▶ [Instructions for the task]
Extract the listing in its entirety, keeping each line identical to the original.

Stored items
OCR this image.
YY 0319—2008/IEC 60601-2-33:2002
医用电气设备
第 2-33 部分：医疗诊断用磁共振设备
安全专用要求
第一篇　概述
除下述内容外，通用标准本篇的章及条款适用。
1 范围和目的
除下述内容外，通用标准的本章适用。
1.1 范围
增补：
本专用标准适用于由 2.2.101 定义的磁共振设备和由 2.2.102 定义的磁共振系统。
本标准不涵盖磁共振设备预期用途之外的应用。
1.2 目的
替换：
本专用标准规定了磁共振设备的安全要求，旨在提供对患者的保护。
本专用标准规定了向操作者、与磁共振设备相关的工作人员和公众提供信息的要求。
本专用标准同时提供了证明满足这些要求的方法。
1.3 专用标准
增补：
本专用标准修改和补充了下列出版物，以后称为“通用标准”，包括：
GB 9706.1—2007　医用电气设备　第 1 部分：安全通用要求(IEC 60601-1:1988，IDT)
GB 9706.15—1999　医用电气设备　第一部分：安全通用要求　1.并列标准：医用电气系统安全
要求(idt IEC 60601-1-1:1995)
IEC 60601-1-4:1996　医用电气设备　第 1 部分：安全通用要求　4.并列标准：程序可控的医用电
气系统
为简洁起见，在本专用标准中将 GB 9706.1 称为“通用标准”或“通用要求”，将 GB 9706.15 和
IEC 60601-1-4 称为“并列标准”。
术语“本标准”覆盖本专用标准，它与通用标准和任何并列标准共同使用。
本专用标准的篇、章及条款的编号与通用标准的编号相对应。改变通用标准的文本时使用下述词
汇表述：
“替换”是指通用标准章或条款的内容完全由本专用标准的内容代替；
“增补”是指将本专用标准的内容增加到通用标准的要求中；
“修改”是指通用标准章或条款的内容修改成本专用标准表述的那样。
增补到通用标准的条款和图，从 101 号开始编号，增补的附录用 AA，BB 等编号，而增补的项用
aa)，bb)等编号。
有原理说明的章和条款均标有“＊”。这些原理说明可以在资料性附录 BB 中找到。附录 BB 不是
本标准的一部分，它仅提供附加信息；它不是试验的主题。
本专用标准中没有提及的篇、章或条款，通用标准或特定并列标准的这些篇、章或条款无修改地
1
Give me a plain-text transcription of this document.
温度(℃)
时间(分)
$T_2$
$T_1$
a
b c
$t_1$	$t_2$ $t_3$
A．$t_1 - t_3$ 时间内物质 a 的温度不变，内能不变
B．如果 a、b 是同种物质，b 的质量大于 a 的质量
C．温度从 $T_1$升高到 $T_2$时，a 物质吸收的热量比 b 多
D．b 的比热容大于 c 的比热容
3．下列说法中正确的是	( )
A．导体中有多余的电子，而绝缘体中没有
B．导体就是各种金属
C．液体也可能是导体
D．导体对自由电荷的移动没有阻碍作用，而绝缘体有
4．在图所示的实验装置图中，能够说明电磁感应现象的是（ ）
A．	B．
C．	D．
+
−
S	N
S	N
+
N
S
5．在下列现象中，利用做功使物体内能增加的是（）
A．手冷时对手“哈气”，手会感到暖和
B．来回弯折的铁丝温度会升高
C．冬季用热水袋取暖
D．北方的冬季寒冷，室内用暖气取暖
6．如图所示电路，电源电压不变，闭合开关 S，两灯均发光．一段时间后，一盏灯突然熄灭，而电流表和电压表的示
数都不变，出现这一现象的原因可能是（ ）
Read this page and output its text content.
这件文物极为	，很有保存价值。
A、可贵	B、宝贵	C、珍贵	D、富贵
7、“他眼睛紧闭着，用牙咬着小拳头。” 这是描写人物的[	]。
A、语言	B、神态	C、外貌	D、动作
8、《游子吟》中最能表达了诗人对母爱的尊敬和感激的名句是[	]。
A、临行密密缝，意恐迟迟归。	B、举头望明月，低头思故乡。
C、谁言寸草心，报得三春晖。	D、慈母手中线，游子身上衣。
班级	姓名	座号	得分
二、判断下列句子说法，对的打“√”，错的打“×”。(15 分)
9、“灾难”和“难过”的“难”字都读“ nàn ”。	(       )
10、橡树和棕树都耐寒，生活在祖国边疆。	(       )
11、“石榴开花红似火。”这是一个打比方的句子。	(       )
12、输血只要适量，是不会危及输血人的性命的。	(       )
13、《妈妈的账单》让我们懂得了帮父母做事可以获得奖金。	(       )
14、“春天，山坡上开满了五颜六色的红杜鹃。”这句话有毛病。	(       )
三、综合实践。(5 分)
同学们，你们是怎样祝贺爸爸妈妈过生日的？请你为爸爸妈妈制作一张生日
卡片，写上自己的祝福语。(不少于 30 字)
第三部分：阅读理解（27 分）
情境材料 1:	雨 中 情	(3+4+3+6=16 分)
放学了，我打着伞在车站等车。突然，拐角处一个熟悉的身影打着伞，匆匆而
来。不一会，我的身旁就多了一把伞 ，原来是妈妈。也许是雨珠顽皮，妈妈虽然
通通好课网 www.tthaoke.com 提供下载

▶ [Response]
OCR this image.
YY 0319—2008/IEC 60601-2-33:2002
医用电气设备
第 2-33 部分：医疗诊断用磁共振设备
安全专用要求
第一篇　概述
除下述内容外，通用标准本篇的章及条款适用。
1 范围和目的
除下述内容外，通用标准的本章适用。
1.1 范围
增补：
本专用标准适用于由 2.2.101 定义的磁共振设备和由 2.2.102 定义的磁共振系统。
本标准不涵盖磁共振设备预期用途之外的应用。
1.2 目的
替换：
本专用标准规定了磁共振设备的安全要求，旨在提供对患者的保护。
本专用标准规定了向操作者、与磁共振设备相关的工作人员和公众提供信息的要求。
本专用标准同时提供了证明满足这些要求的方法。
1.3 专用标准
增补：
本专用标准修改和补充了下列出版物，以后称为“通用标准”，包括：
GB 9706.1—2007　医用电气设备　第 1 部分：安全通用要求(IEC 60601-1:1988，IDT)
GB 9706.15—1999　医用电气设备　第一部分：安全通用要求　1.并列标准：医用电气系统安全
要求(idt IEC 60601-1-1:1995)
IEC 60601-1-4:1996　医用电气设备　第 1 部分：安全通用要求　4.并列标准：程序可控的医用电
气系统
为简洁起见，在本专用标准中将 GB 9706.1 称为“通用标准”或“通用要求”，将 GB 9706.15 和
IEC 60601-1-4 称为“并列标准”。
术语“本标准”覆盖本专用标准，它与通用标准和任何并列标准共同使用。
本专用标准的篇、章及条款的编号与通用标准的编号相对应。改变通用标准的文本时使用下述词
汇表述：
“替换”是指通用标准章或条款的内容完全由本专用标准的内容代替；
“增补”是指将本专用标准的内容增加到通用标准的要求中；
“修改”是指通用标准章或条款的内容修改成本专用标准表述的那样。
增补到通用标准的条款和图，从 101 号开始编号，增补的附录用 AA，BB 等编号，而增补的项用
aa)，bb)等编号。
有原理说明的章和条款均标有“＊”。这些原理说明可以在资料性附录 BB 中找到。附录 BB 不是
本标准的一部分，它仅提供附加信息；它不是试验的主题。
本专用标准中没有提及的篇、章或条款，通用标准或特定并列标准的这些篇、章或条款无修改地
1
Give me a plain-text transcription of this document.
温度(℃)
时间(分)
$T_2$
$T_1$
a
b c
$t_1$	$t_2$ $t_3$
A．$t_1 - t_3$ 时间内物质 a 的温度不变，内能不变
B．如果 a、b 是同种物质，b 的质量大于 a 的质量
C．温度从 $T_1$升高到 $T_2$时，a 物质吸收的热量比 b 多
D．b 的比热容大于 c 的比热容
3．下列说法中正确的是	( )
A．导体中有多余的电子，而绝缘体中没有
B．导体就是各种金属
C．液体也可能是导体
D．导体对自由电荷的移动没有阻碍作用，而绝缘体有
4．在图所示的实验装置图中，能够说明电磁感应现象的是（ ）
A．	B．
C．	D．
+
−
S	N
S	N
+
N
S
5．在下列现象中，利用做功使物体内能增加的是（）
A．手冷时对手“哈气”，手会感到暖和
B．来回弯折的铁丝温度会升高
C．冬季用热水袋取暖
D．北方的冬季寒冷，室内用暖气取暖
6．如图所示电路，电源电压不变，闭合开关 S，两灯均发光．一段时间后，一盏灯突然熄灭，而电流表和电压表的示
数都不变，出现这一现象的原因可能是（ ）
Read this page and output its text content.
这件文物极为	，很有保存价值。
A、可贵	B、宝贵	C、珍贵	D、富贵
7、“他眼睛紧闭着，用牙咬着小拳头。” 这是描写人物的[	]。
A、语言	B、神态	C、外貌	D、动作
8、《游子吟》中最能表达了诗人对母爱的尊敬和感激的名句是[	]。
A、临行密密缝，意恐迟迟归。	B、举头望明月，低头思故乡。
C、谁言寸草心，报得三春晖。	D、慈母手中线，游子身上衣。
班级	姓名	座号	得分
二、判断下列句子说法，对的打“√”，错的打“×”。(15 分)
9、“灾难”和“难过”的“难”字都读“ nàn ”。	(       )
10、橡树和棕树都耐寒，生活在祖国边疆。	(       )
11、“石榴开花红似火。”这是一个打比方的句子。	(       )
12、输血只要适量，是不会危及输血人的性命的。	(       )
13、《妈妈的账单》让我们懂得了帮父母做事可以获得奖金。	(       )
14、“春天，山坡上开满了五颜六色的红杜鹃。”这句话有毛病。	(       )
三、综合实践。(5 分)
同学们，你们是怎样祝贺爸爸妈妈过生日的？请你为爸爸妈妈制作一张生日
卡片，写上自己的祝福语。(不少于 30 字)
第三部分：阅读理解（27 分）
情境材料 1:	雨 中 情	(3+4+3+6=16 分)
放学了，我打着伞在车站等车。突然，拐角处一个熟悉的身影打着伞，匆匆而
来。不一会，我的身旁就多了一把伞 ，原来是妈妈。也许是雨珠顽皮，妈妈虽然
通通好课网 www.tthaoke.com 提供下载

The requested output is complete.